*TASK STATEMENT*
Search the material below for the word "Humidity". Copy every line that has it.

*TASK INPUTS*
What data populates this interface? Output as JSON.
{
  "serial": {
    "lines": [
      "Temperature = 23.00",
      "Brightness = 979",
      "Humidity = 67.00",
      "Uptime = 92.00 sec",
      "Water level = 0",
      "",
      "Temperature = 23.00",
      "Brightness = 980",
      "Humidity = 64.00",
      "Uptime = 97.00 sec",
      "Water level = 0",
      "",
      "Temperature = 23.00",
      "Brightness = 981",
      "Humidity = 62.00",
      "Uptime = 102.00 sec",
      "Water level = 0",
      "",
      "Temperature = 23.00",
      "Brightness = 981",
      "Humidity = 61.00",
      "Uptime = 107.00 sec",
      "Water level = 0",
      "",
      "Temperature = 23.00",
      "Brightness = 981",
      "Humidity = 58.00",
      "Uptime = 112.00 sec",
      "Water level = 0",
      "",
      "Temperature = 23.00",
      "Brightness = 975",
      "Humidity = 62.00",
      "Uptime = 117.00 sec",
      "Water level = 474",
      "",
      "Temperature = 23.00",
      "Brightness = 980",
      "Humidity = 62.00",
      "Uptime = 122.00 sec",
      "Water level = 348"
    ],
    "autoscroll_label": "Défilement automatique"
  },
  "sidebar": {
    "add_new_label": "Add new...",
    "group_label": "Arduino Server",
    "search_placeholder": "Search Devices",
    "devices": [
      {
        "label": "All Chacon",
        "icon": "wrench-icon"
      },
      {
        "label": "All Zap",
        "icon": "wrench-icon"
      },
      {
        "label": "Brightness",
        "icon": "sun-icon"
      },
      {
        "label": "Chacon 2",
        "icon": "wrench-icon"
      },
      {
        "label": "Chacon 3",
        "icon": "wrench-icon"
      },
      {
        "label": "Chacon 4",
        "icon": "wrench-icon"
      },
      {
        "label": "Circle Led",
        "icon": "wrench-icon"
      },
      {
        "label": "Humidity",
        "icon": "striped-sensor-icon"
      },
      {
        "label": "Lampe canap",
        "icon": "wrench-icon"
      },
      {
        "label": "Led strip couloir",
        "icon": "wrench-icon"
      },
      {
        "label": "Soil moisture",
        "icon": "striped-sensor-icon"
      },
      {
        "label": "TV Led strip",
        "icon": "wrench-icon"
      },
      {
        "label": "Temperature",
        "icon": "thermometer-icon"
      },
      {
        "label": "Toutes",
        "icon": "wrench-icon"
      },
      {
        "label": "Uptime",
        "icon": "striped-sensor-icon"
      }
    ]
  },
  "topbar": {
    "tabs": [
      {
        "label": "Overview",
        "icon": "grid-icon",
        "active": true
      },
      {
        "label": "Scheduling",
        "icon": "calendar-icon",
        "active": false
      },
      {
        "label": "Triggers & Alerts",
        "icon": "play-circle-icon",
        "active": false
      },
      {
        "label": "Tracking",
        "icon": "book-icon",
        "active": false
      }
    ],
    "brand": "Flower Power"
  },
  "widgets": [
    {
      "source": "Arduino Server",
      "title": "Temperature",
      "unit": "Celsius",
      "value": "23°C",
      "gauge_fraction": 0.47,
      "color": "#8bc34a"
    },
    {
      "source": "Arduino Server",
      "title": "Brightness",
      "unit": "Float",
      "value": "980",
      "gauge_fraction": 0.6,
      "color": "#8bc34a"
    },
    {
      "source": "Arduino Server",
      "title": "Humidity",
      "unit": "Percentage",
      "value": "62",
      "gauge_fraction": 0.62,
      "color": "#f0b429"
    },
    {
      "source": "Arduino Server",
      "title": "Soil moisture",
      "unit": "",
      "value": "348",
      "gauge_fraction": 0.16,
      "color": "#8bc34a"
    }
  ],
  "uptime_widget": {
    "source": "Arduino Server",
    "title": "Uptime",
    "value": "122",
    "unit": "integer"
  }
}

*COMPLETE RESPONSE*
      "Humidity = 67.00",
      "Humidity = 64.00",
      "Humidity = 62.00",
      "Humidity = 61.00",
      "Humidity = 58.00",
      "Humidity = 62.00",
      "Humidity = 62.00",
        "label": "Humidity",
      "title": "Humidity",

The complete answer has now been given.